[Texte fourni]

Laurent Pfister, responsable de l’unité Environmental Sensing and Modeling au sein du Luxembourg Institute of Science and Technology (LIST), nous parle des conséquences du changement climatique sur son travail d’hydro-climatologue.
Source : infogreen.lu
Publication date : 01/15/2025
En quoi consiste votre travail au sein du Luxembourg Institute of Science and Technology?
Nous intervenons dans plusieurs domaines, avec pour principal objectif de comprendre comment les systèmes environnementaux réagissent au changement global. Pour cela, nos équipes observent l’environnement et la biodiversité à travers de multiples paramètres, grâce à des capteurs que nous installons sur le terrain ou encore avec des drones et des satellites. Nous utilisons également des modèles climatiques qui nous permettent de mieux comprendre les impacts du changement global dans l’espace et le temps.
Quels sont les enjeux liés à l’eau au Luxembourg?
Un exemple est celui de la ville de Luxembourg. Aujourd'hui, environ 50% de son eau potable est captée au niveau des sources du Grès de Luxembourg. Cependant, des limitations peuvent s’imposer au niveau de leur exploitation. Par exemple, face à une sècheresse prolongée, le débit des sources pourrait diminuer et il faudrait donc trouver de l’eau ailleurs. Une option serait d’aller puiser dans des nappes plus profondes, mais elles mettent parfois des milliers d'années à se reconstituer et forer un puit peut causer une contamination de l’eau qui est très pure dans ce type d’aquifère. Ce n’est donc pas une bonne solution.
Ça c’est l’aspect quantitatif, mais il y a aussi un aspect qualitatif. En cas d’accident industriel, de renversement d’un camion-citerne, ou encore suite à l’épandage de produits phytosanitaires, certains aquifères mettront plusieurs décennies à être de nouveau exploitables. Sans parler des conséquences pour la biodiversité. Tout cela est surveillé de près au Grand-Duché et en Europe.
Quels sont les impacts du changement climatique sur le cycle de l’eau?
On parle surtout d'une intensification du cycle hydrologique. Il ne pleut peut-être pas plus sur une année, mais il pleut plus intensément à certains moments, en alternance avec des périodes très sèches.

[Informations fournies]
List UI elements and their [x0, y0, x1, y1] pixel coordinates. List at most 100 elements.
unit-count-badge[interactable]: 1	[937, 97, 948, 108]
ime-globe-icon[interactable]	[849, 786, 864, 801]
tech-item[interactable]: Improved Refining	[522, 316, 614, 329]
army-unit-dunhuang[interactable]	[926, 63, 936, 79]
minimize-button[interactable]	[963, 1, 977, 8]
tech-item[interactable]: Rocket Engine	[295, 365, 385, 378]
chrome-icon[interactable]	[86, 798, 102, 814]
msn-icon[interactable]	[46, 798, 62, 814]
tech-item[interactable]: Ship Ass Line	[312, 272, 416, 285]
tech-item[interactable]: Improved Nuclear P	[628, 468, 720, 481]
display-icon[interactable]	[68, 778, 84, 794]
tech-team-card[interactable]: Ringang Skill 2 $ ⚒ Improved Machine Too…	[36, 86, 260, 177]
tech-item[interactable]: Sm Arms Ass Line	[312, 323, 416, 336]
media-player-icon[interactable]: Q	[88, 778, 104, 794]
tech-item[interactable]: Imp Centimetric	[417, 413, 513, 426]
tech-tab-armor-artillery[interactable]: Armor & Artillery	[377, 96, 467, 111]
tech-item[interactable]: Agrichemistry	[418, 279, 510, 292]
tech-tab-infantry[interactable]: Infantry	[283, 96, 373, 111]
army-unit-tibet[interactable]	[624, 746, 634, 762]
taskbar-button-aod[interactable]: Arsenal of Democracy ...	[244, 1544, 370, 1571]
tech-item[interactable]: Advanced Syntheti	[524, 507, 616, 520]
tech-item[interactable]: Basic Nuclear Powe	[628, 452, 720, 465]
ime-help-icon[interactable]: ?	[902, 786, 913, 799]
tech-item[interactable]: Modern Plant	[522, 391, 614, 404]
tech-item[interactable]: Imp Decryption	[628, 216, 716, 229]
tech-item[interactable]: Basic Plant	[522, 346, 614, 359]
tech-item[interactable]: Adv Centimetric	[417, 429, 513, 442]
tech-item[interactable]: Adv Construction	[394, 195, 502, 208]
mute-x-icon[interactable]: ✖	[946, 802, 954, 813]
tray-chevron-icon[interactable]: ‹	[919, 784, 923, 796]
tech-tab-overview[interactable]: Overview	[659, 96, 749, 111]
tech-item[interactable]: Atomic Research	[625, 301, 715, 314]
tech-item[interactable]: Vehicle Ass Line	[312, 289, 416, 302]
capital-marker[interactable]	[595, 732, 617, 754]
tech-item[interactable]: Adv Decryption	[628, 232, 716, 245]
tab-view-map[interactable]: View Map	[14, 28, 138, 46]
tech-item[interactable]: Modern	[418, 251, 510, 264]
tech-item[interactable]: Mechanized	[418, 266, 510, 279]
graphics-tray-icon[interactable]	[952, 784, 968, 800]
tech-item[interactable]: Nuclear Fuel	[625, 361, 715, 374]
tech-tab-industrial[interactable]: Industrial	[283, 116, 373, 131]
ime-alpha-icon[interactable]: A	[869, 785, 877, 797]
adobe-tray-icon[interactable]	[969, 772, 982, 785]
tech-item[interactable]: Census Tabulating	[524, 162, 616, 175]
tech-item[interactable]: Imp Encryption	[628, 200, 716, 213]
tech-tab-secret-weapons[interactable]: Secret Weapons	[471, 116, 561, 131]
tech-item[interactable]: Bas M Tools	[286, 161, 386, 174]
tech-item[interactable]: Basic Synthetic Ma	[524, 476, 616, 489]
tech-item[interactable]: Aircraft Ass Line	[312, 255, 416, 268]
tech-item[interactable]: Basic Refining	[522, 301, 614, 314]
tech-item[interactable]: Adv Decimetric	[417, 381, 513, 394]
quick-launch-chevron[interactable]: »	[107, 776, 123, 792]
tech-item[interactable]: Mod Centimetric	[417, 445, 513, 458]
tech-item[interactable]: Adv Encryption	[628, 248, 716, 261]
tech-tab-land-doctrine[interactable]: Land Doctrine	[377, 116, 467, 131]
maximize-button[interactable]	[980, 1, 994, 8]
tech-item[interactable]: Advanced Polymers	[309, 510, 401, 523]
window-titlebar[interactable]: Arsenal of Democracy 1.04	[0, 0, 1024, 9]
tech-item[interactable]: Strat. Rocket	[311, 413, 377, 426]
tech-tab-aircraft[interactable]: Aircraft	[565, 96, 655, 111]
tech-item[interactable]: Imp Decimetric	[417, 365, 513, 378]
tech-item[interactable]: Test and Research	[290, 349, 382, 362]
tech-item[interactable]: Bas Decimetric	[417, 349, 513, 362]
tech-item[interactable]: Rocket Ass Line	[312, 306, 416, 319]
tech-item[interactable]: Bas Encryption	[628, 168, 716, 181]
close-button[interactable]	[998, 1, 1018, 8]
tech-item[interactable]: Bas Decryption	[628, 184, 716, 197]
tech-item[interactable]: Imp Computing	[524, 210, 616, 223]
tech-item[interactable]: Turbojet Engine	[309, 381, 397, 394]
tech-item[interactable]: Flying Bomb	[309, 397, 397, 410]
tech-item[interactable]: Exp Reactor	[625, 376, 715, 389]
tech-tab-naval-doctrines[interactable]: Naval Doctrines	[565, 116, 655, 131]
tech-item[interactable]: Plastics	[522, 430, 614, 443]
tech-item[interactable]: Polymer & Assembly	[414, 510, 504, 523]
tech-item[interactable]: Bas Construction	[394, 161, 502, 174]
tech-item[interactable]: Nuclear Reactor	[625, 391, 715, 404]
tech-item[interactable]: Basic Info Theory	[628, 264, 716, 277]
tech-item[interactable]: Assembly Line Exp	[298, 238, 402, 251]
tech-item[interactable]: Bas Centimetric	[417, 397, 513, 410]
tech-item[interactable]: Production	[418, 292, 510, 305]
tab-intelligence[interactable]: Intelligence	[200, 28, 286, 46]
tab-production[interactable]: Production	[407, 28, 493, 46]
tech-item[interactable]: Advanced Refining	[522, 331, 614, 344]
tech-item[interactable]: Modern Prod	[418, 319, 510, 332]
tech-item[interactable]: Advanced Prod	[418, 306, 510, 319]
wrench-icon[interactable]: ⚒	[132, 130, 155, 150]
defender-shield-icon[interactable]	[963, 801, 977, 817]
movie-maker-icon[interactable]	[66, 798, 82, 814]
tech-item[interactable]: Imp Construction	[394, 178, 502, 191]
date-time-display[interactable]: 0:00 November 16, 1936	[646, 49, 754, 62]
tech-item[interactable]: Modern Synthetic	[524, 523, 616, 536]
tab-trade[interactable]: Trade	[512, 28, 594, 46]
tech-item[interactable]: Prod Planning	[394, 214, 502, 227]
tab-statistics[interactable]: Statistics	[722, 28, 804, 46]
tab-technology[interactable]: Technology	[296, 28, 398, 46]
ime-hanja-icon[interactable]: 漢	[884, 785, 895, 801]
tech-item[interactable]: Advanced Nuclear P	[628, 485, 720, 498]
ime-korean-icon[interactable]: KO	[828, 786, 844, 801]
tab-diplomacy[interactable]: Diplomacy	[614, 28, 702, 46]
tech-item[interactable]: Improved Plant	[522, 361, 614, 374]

[Consigne]
Répondez à ces questions sur l'entretien avec l'hydro-climatologue :
1. Quelle part de l'eau potable de la ville de Luxembourg est captée au niveau des sources du Grès de Luxembourg ?
2. Avec quels moyens, en plus des capteurs installés sur le terrain, les équipes observent-elles l'environnement et la biodiversité ?
3. De quoi parle-t-on surtout à propos des impacts du changement climatique sur le cycle de l'eau ?

[Réponse rédigée]
1. Environ 50 %.
2. Avec des drones et des satellites.
3. D'une intensification du cycle hydrologique.